*EXTRACTED DATA:*
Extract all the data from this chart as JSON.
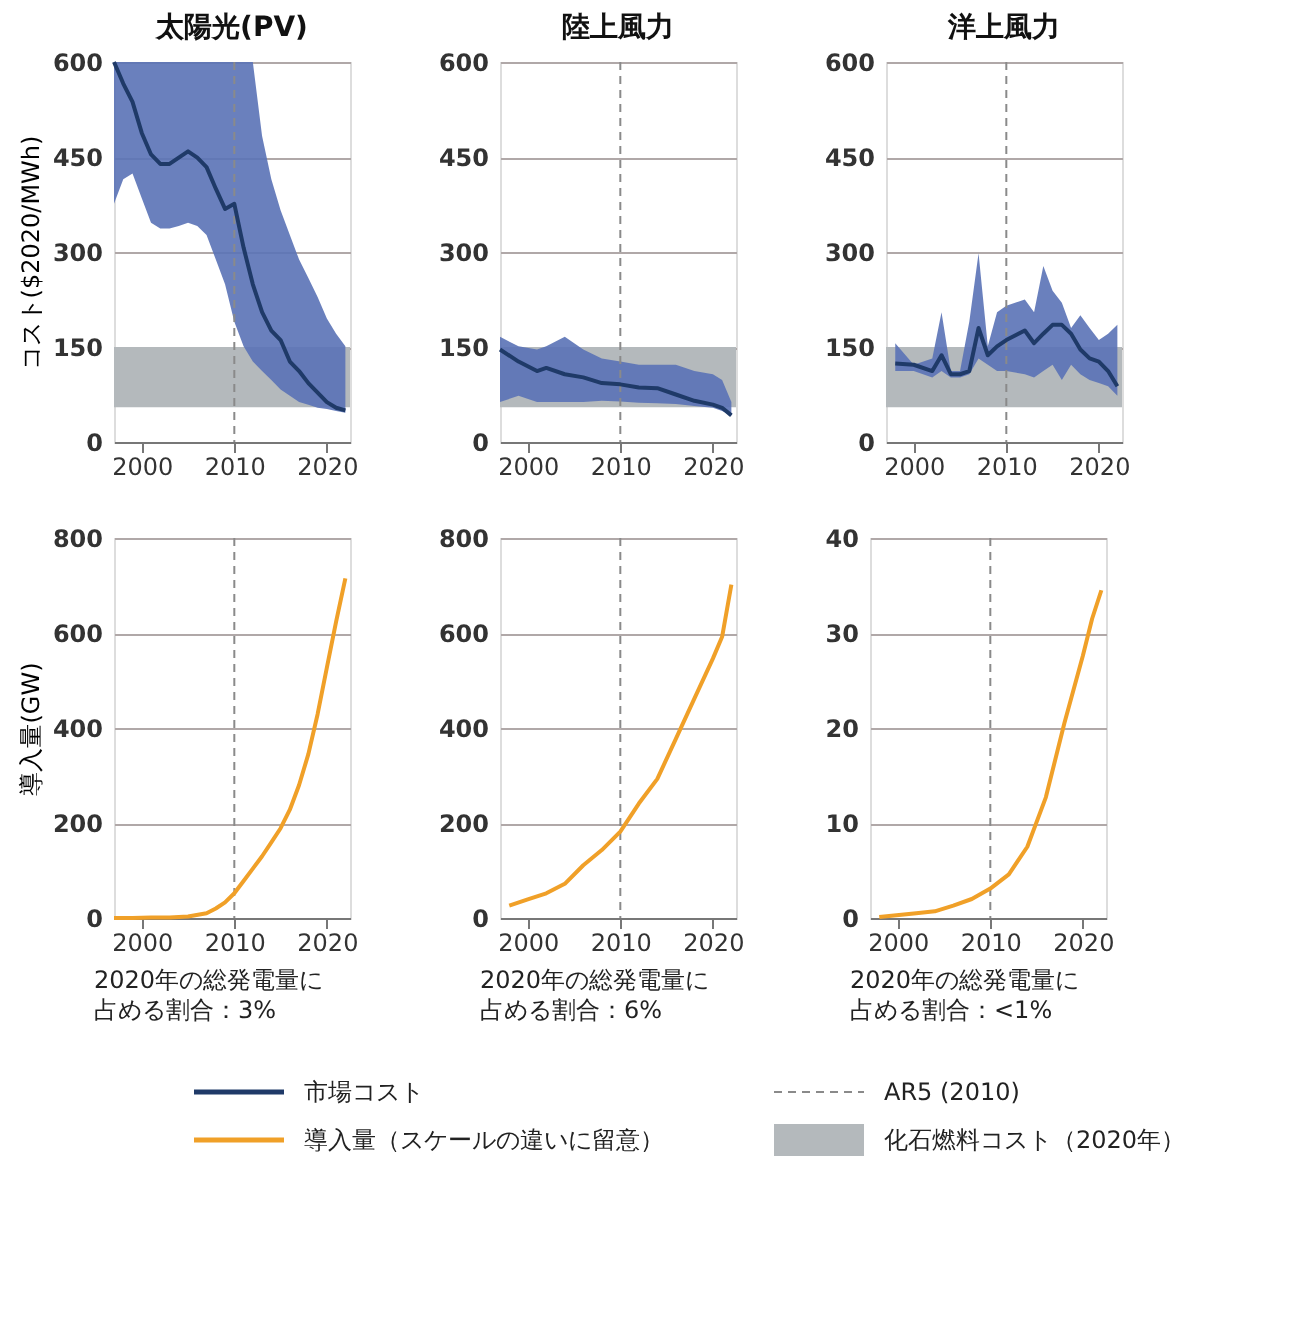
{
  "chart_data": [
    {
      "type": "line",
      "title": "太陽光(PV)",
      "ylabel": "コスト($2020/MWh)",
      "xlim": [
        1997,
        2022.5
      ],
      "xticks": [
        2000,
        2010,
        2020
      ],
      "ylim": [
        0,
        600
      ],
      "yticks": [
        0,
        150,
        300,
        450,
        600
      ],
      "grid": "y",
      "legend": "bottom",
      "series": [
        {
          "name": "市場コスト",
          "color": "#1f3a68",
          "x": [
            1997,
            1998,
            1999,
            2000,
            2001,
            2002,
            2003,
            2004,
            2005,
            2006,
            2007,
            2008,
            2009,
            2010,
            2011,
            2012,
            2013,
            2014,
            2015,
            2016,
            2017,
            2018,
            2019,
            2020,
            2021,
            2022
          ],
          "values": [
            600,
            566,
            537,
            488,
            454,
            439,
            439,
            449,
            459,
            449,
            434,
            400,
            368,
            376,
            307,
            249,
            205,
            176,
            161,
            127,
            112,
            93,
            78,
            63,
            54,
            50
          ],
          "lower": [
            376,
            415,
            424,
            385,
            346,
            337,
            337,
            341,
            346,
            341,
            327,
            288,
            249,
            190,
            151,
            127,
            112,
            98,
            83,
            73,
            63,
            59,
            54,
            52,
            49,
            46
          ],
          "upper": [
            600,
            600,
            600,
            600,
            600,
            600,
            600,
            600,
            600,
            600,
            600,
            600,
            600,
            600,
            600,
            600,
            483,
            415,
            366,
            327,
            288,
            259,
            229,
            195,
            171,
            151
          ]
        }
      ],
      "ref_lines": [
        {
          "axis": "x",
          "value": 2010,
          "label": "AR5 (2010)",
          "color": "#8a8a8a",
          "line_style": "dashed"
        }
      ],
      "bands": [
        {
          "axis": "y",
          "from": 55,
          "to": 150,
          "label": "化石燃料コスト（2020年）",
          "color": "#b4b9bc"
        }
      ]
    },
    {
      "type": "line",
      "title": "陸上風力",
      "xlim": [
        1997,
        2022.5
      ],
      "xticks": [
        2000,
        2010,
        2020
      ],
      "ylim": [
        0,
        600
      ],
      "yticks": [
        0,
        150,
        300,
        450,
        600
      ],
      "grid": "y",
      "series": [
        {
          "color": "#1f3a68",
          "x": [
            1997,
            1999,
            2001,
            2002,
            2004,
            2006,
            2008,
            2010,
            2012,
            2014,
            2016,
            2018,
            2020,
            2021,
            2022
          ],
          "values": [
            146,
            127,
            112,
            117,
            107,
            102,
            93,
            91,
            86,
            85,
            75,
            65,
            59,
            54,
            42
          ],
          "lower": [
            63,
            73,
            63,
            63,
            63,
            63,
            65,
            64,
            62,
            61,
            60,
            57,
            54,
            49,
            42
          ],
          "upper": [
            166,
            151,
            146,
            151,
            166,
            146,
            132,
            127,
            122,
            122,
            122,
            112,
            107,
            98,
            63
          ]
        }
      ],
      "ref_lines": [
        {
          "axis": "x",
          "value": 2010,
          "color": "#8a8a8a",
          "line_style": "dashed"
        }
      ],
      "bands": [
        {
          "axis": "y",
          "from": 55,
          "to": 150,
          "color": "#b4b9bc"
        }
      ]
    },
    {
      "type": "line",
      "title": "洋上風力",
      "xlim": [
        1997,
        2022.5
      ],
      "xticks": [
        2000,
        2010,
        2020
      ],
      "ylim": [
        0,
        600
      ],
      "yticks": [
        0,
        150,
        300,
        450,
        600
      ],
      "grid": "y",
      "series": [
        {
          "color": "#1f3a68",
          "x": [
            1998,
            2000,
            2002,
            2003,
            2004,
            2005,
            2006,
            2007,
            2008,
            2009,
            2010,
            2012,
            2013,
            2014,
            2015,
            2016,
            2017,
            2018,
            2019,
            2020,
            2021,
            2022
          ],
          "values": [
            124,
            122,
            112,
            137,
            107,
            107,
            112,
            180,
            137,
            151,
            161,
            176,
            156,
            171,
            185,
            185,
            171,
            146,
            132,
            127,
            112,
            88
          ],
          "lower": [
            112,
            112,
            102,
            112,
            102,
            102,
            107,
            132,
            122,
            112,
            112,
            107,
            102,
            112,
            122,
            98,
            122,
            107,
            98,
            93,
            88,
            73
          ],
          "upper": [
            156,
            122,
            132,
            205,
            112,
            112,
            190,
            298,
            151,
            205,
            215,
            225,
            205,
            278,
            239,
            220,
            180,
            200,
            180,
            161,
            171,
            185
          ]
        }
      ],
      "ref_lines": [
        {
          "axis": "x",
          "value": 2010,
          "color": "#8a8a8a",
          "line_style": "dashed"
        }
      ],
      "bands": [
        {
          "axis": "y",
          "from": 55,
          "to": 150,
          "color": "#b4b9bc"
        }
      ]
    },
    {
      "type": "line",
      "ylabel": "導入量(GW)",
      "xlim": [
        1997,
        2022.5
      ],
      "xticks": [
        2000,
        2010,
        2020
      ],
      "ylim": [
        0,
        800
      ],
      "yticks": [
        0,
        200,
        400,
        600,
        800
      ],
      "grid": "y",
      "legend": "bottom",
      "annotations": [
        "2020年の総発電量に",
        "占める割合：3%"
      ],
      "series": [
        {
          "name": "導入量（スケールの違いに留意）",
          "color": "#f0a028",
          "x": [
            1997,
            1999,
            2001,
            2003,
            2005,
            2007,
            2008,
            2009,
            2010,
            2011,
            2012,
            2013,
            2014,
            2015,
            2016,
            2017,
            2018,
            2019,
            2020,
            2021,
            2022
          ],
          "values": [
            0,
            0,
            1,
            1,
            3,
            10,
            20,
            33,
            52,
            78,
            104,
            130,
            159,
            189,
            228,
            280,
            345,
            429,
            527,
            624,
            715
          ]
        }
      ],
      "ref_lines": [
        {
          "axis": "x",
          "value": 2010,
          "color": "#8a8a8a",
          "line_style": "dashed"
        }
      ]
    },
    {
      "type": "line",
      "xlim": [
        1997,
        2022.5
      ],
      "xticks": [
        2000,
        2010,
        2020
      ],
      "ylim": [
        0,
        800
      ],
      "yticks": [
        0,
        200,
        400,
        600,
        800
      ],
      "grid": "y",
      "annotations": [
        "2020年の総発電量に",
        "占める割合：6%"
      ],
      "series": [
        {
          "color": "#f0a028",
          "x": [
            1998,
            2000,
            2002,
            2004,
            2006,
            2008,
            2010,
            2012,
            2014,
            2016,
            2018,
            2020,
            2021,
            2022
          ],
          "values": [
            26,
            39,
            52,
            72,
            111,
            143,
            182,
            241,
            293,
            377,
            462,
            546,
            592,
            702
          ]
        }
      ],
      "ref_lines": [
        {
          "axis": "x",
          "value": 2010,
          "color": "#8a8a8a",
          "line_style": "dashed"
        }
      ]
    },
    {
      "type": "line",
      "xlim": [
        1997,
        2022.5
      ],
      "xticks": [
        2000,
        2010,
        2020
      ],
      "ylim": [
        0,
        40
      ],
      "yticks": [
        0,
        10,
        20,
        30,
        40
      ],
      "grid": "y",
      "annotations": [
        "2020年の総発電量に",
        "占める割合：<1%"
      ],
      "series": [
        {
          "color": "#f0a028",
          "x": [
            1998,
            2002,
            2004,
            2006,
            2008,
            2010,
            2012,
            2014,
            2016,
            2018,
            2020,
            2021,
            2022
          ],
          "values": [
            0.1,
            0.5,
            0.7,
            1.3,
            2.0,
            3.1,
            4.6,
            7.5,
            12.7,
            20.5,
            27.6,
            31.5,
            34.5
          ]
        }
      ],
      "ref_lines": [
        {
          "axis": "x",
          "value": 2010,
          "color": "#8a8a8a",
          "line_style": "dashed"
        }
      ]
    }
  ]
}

*DESCRIPTION OF THE TASK:* Give all the entries again exactly, dropping each picture.

*WRITTEN ANSWER:*
Extract all the data from this chart as JSON.
{
  "chart_data": [
    {
      "type": "line",
      "title": "太陽光(PV)",
      "ylabel": "コスト($2020/MWh)",
      "xlim": [
        1997,
        2022.5
      ],
      "xticks": [
        2000,
        2010,
        2020
      ],
      "ylim": [
        0,
        600
      ],
      "yticks": [
        0,
        150,
        300,
        450,
        600
      ],
      "grid": "y",
      "legend": "bottom",
      "series": [
        {
          "name": "市場コスト",
          "color": "#1f3a68",
          "x": [
            1997,
            1998,
            1999,
            2000,
            2001,
            2002,
            2003,
            2004,
            2005,
            2006,
            2007,
            2008,
            2009,
            2010,
            2011,
            2012,
            2013,
            2014,
            2015,
            2016,
            2017,
            2018,
            2019,
            2020,
            2021,
            2022
          ],
          "values": [
            600,
            566,
            537,
            488,
            454,
            439,
            439,
            449,
            459,
            449,
            434,
            400,
            368,
            376,
            307,
            249,
            205,
            176,
            161,
            127,
            112,
            93,
            78,
            63,
            54,
            50
          ],
          "lower": [
            376,
            415,
            424,
            385,
            346,
            337,
            337,
            341,
            346,
            341,
            327,
            288,
            249,
            190,
            151,
            127,
            112,
            98,
            83,
            73,
            63,
            59,
            54,
            52,
            49,
            46
          ],
          "upper": [
            600,
            600,
            600,
            600,
            600,
            600,
            600,
            600,
            600,
            600,
            600,
            600,
            600,
            600,
            600,
            600,
            483,
            415,
            366,
            327,
            288,
            259,
            229,
            195,
            171,
            151
          ]
        }
      ],
      "ref_lines": [
        {
          "axis": "x",
          "value": 2010,
          "label": "AR5 (2010)",
          "color": "#8a8a8a",
          "line_style": "dashed"
        }
      ],
      "bands": [
        {
          "axis": "y",
          "from": 55,
          "to": 150,
          "label": "化石燃料コスト（2020年）",
          "color": "#b4b9bc"
        }
      ]
    },
    {
      "type": "line",
      "title": "陸上風力",
      "xlim": [
        1997,
        2022.5
      ],
      "xticks": [
        2000,
        2010,
        2020
      ],
      "ylim": [
        0,
        600
      ],
      "yticks": [
        0,
        150,
        300,
        450,
        600
      ],
      "grid": "y",
      "series": [
        {
          "color": "#1f3a68",
          "x": [
            1997,
            1999,
            2001,
            2002,
            2004,
            2006,
            2008,
            2010,
            2012,
            2014,
            2016,
            2018,
            2020,
            2021,
            2022
          ],
          "values": [
            146,
            127,
            112,
            117,
            107,
            102,
            93,
            91,
            86,
            85,
            75,
            65,
            59,
            54,
            42
          ],
          "lower": [
            63,
            73,
            63,
            63,
            63,
            63,
            65,
            64,
            62,
            61,
            60,
            57,
            54,
            49,
            42
          ],
          "upper": [
            166,
            151,
            146,
            151,
            166,
            146,
            132,
            127,
            122,
            122,
            122,
            112,
            107,
            98,
            63
          ]
        }
      ],
      "ref_lines": [
        {
          "axis": "x",
          "value": 2010,
          "color": "#8a8a8a",
          "line_style": "dashed"
        }
      ],
      "bands": [
        {
          "axis": "y",
          "from": 55,
          "to": 150,
          "color": "#b4b9bc"
        }
      ]
    },
    {
      "type": "line",
      "title": "洋上風力",
      "xlim": [
        1997,
        2022.5
      ],
      "xticks": [
        2000,
        2010,
        2020
      ],
      "ylim": [
        0,
        600
      ],
      "yticks": [
        0,
        150,
        300,
        450,
        600
      ],
      "grid": "y",
      "series": [
        {
          "color": "#1f3a68",
          "x": [
            1998,
            2000,
            2002,
            2003,
            2004,
            2005,
            2006,
            2007,
            2008,
            2009,
            2010,
            2012,
            2013,
            2014,
            2015,
            2016,
            2017,
            2018,
            2019,
            2020,
            2021,
            2022
          ],
          "values": [
            124,
            122,
            112,
            137,
            107,
            107,
            112,
            180,
            137,
            151,
            161,
            176,
            156,
            171,
            185,
            185,
            171,
            146,
            132,
            127,
            112,
            88
          ],
          "lower": [
            112,
            112,
            102,
            112,
            102,
            102,
            107,
            132,
            122,
            112,
            112,
            107,
            102,
            112,
            122,
            98,
            122,
            107,
            98,
            93,
            88,
            73
          ],
          "upper": [
            156,
            122,
            132,
            205,
            112,
            112,
            190,
            298,
            151,
            205,
            215,
            225,
            205,
            278,
            239,
            220,
            180,
            200,
            180,
            161,
            171,
            185
          ]
        }
      ],
      "ref_lines": [
        {
          "axis": "x",
          "value": 2010,
          "color": "#8a8a8a",
          "line_style": "dashed"
        }
      ],
      "bands": [
        {
          "axis": "y",
          "from": 55,
          "to": 150,
          "color": "#b4b9bc"
        }
      ]
    },
    {
      "type": "line",
      "ylabel": "導入量(GW)",
      "xlim": [
        1997,
        2022.5
      ],
      "xticks": [
        2000,
        2010,
        2020
      ],
      "ylim": [
        0,
        800
      ],
      "yticks": [
        0,
        200,
        400,
        600,
        800
      ],
      "grid": "y",
      "legend": "bottom",
      "annotations": [
        "2020年の総発電量に",
        "占める割合：3%"
      ],
      "series": [
        {
          "name": "導入量（スケールの違いに留意）",
          "color": "#f0a028",
          "x": [
            1997,
            1999,
            2001,
            2003,
            2005,
            2007,
            2008,
            2009,
            2010,
            2011,
            2012,
            2013,
            2014,
            2015,
            2016,
            2017,
            2018,
            2019,
            2020,
            2021,
            2022
          ],
          "values": [
            0,
            0,
            1,
            1,
            3,
            10,
            20,
            33,
            52,
            78,
            104,
            130,
            159,
            189,
            228,
            280,
            345,
            429,
            527,
            624,
            715
          ]
        }
      ],
      "ref_lines": [
        {
          "axis": "x",
          "value": 2010,
          "color": "#8a8a8a",
          "line_style": "dashed"
        }
      ]
    },
    {
      "type": "line",
      "xlim": [
        1997,
        2022.5
      ],
      "xticks": [
        2000,
        2010,
        2020
      ],
      "ylim": [
        0,
        800
      ],
      "yticks": [
        0,
        200,
        400,
        600,
        800
      ],
      "grid": "y",
      "annotations": [
        "2020年の総発電量に",
        "占める割合：6%"
      ],
      "series": [
        {
          "color": "#f0a028",
          "x": [
            1998,
            2000,
            2002,
            2004,
            2006,
            2008,
            2010,
            2012,
            2014,
            2016,
            2018,
            2020,
            2021,
            2022
          ],
          "values": [
            26,
            39,
            52,
            72,
            111,
            143,
            182,
            241,
            293,
            377,
            462,
            546,
            592,
            702
          ]
        }
      ],
      "ref_lines": [
        {
          "axis": "x",
          "value": 2010,
          "color": "#8a8a8a",
          "line_style": "dashed"
        }
      ]
    },
    {
      "type": "line",
      "xlim": [
        1997,
        2022.5
      ],
      "xticks": [
        2000,
        2010,
        2020
      ],
      "ylim": [
        0,
        40
      ],
      "yticks": [
        0,
        10,
        20,
        30,
        40
      ],
      "grid": "y",
      "annotations": [
        "2020年の総発電量に",
        "占める割合：<1%"
      ],
      "series": [
        {
          "color": "#f0a028",
          "x": [
            1998,
            2002,
            2004,
            2006,
            2008,
            2010,
            2012,
            2014,
            2016,
            2018,
            2020,
            2021,
            2022
          ],
          "values": [
            0.1,
            0.5,
            0.7,
            1.3,
            2.0,
            3.1,
            4.6,
            7.5,
            12.7,
            20.5,
            27.6,
            31.5,
            34.5
          ]
        }
      ],
      "ref_lines": [
        {
          "axis": "x",
          "value": 2010,
          "color": "#8a8a8a",
          "line_style": "dashed"
        }
      ]
    }
  ]
}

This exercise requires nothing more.